╭─ Exercise text
Tom Spurgeon's Web site of comics news, reviews, interviews and commentary











May 23, 2011


Bill Rechin, 1930-2011

imageThe cartoonist and graphic designer Bill Rechin passed away at his home in Spotsylvania County, Virginia, on Saturday, May 21, from complications due to esophageal cancer. Rechin was best known for decades of cartooning on Crock, a gag strip in the Parker/Hart vein (Brant Parker was a co-creator) about a group of French Foreign Legionnaires.

Rechin was born in Buffalo, New York. He attended St. Joseph's Collegiate Institute, where he had already begun to draw -- frequently in inappropriate ways at inappropriate times, but always with obvious talent (he was four decades later nominated for a distinguished alumni prize). After graduating high school in 1948, Rechin took classes for advertising design at Albright School of Art. He worked briefly for an engraver after graduating before entering the U.S. Army during the Korean War. He was stationed at For Belvoir in northern Virginia, where he worked on a variety of menial tasks and a few that called on the breadth of his artistic training. By this time he had married fellow former art student Patricia Teller.

Rechin worked for 20 years as an art director in and around Washington, D.C., working on several high-profile government campaigns including the Johnny Horizon material disseminated by the Department of the Interior. Having met and been inspired by Shel Silverstein during his army days, Rechin also kept an eye on and a hand in newspaper strips. He syndicated his first effort, Pluribus, set in the early days of the U.S., in 1970.

Rechin is cited as a co-creator on Crock, which launched in 1975, although at least one source indicates that Rechin was brought in a bit later on in the development process (based on his work on Pluribus) when Brent Parker wanted to reduce his time commitment in order to focus more directly on his existing work. Parker formally left the strip very early in its run, Rechin having bought out his interest.
╰─
╭─ Given records
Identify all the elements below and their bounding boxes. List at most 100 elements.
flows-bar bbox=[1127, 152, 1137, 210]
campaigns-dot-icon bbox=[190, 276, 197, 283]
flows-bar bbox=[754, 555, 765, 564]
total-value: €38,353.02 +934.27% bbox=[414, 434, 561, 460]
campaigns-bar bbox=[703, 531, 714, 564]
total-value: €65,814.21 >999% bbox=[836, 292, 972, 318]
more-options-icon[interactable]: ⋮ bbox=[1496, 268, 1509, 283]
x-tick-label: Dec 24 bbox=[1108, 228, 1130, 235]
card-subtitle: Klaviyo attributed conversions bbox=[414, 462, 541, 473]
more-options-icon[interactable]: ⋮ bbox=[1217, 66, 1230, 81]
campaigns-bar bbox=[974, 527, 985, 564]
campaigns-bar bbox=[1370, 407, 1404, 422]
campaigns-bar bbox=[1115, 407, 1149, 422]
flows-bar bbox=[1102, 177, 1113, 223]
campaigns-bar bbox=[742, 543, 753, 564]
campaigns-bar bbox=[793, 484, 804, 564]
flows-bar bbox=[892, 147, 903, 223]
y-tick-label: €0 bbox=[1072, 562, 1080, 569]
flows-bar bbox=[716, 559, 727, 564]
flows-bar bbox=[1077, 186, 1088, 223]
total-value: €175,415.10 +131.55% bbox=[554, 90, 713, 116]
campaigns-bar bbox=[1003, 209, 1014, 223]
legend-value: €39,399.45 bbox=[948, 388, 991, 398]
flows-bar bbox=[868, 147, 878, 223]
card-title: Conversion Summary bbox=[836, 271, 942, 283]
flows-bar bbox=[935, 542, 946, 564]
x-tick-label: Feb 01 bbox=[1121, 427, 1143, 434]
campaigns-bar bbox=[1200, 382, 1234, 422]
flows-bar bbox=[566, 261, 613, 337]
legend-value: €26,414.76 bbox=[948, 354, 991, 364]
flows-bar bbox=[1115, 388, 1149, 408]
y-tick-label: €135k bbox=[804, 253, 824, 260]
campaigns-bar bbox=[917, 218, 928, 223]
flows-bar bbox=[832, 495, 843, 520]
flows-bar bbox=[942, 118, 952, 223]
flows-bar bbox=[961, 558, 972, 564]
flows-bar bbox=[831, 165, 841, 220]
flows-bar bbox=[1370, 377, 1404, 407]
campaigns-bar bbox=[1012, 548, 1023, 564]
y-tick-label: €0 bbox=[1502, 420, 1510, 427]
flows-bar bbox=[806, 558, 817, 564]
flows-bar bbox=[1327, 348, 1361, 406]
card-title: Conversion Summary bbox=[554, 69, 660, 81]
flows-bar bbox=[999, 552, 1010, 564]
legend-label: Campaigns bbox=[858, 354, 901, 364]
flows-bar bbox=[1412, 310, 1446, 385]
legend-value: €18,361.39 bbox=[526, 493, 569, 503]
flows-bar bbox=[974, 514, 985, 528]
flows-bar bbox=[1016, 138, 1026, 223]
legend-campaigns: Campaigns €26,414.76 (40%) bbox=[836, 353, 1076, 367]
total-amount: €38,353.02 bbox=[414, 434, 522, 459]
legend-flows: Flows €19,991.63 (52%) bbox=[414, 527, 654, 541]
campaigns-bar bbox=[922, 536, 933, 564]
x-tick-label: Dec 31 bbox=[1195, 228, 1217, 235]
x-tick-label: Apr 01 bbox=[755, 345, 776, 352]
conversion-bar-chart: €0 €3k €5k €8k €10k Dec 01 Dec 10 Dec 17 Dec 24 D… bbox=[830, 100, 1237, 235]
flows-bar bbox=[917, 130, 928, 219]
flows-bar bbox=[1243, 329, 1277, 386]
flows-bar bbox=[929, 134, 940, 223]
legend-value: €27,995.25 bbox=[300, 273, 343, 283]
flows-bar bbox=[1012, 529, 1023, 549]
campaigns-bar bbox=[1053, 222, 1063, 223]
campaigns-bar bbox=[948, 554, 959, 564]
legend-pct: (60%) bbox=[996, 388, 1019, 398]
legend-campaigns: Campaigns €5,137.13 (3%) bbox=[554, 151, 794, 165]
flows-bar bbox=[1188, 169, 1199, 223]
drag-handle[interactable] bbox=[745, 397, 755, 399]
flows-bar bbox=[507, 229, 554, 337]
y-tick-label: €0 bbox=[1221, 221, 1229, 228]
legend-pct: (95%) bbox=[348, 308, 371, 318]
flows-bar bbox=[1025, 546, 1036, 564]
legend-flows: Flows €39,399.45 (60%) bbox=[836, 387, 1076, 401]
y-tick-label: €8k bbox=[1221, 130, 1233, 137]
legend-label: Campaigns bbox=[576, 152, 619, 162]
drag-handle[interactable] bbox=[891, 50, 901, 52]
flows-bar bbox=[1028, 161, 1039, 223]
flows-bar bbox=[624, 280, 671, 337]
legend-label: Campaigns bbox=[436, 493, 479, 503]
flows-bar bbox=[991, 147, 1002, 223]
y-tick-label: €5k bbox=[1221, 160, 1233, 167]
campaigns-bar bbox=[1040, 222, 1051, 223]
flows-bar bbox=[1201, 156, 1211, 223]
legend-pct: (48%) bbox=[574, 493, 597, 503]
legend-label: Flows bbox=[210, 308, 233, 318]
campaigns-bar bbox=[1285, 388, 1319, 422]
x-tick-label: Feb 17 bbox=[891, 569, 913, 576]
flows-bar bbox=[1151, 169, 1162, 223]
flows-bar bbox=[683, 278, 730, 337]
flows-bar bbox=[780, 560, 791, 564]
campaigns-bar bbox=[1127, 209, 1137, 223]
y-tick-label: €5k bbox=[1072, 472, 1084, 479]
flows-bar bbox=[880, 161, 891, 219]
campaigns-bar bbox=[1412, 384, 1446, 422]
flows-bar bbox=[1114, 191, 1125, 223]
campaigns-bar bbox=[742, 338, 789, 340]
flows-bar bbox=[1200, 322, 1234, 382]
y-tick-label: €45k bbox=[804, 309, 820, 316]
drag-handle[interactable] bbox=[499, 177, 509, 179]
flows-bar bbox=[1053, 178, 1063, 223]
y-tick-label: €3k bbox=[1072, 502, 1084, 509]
╰─
> _Tasks to perform_
1. According to the obituary of Bill Rechin, what group of characters was the strip Crock about?
2. List every four-digit year that appears in the obituary of Bill Rechin.
3. Carry on writing the obituary of Bill Rechin, beginning right after its final sentence.
The data plays no part in this exercise.

> _Outputs in order_
1. A group of French Foreign Legionnaires.

2. 1930, 2011, 1948, 1970, 1975

3.
imageThe writer Don Wilder is listed as the third co-creator of Crock and wrote for the feature until his passing. Rechin and Wilder shared high-profile Washington-area gigs, a similar background in the US military and a sense of humor; they hit it off immediately. The only strip to my memory to trade so extensively in the stock setting made popular by Beau Geste in repeated film efforts during Hollywood's Golden Age, Crock was a modest but solid success from the start, picking up a significant number of clients for Field Enterprises in a difficult, recession-era market. The feature enjoyed an aggressive paperback program through Fawcett, starting with 1977's Crock.

In 1986, Rechin and Wilder launched a second feature, the sports-focused Out Of Bounds.

Crock was a nominee for the National Cartoonist Society Division Award for best humor strip in 1983, losing out to Garfield. Rechin and Wilder shared an NCS Division Award for panel cartoons in 1992 for Out Of Bounds. Rechin served briefly as a national officer for the cartoonists' group and was also a chairman of the D.C. area chapter.

Crock remained a solid performer for the entirety of Rechin's run. The feature garnered some attention during those periods when the U.S. found itself in combat in desert settings -- Wilder and Rechin even added a female soldier to better reflect the growing experiences of young women in the military. Crock was also one of the classic gag strips that some felt suffered as newspaper editors in the 1990s-on focused on disseminating material that would be offensive to absolutely no one that might possibly read their publication. While Crock was never racy, Wilder and Rechin seemed to believe that a great deal of humor was found in running counter to mainstream political and cultural sensitivities.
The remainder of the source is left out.